** start **

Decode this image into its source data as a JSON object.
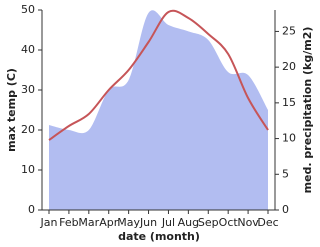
{
  "chart_data": {
    "type": "line-area",
    "categories": [
      "Jan",
      "Feb",
      "Mar",
      "Apr",
      "May",
      "Jun",
      "Jul",
      "Aug",
      "Sep",
      "Oct",
      "Nov",
      "Dec"
    ],
    "x_label": "date (month)",
    "y_label": "max temp (C)",
    "y2_label": "med. precipitation (kg/m2)",
    "ylim": [
      0,
      50
    ],
    "yticks": [
      0,
      10,
      20,
      30,
      40,
      50
    ],
    "y2lim": [
      0,
      28
    ],
    "y2ticks": [
      0,
      5,
      10,
      15,
      20,
      25
    ],
    "series": [
      {
        "name": "max temp",
        "kind": "line",
        "color": "#c65558",
        "values": [
          17.5,
          21,
          24,
          30,
          35,
          42,
          49.5,
          48,
          44,
          39,
          28,
          20
        ]
      },
      {
        "name": "med. precipitation",
        "kind": "area",
        "axis": "y2",
        "color": "#b2bdf1",
        "values": [
          11.9,
          11.2,
          11.2,
          16.8,
          18.2,
          27.6,
          25.9,
          25,
          23.8,
          19.3,
          18.9,
          14
        ]
      }
    ]
  }
}
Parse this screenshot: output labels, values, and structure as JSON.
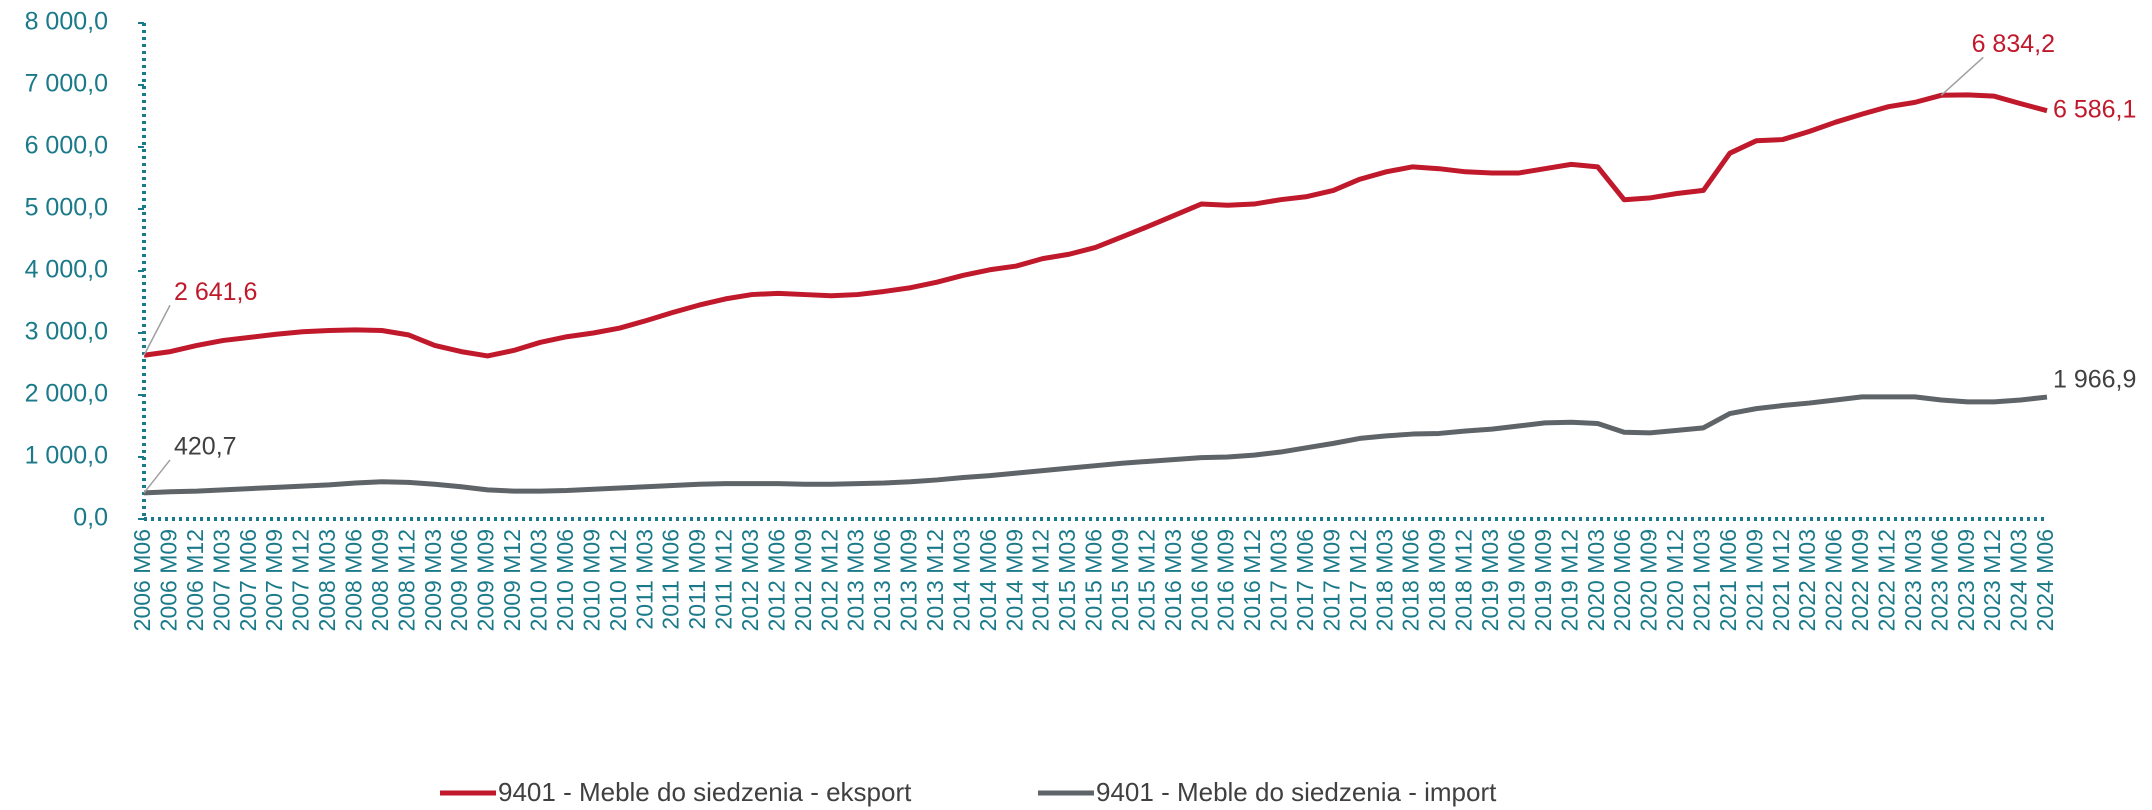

** end **

* PROBLEM TO SOLVE
Compute the number of lines above that contain the string "precipitation". Reply with that value only.

* REPLY TO THE EXERCISE
2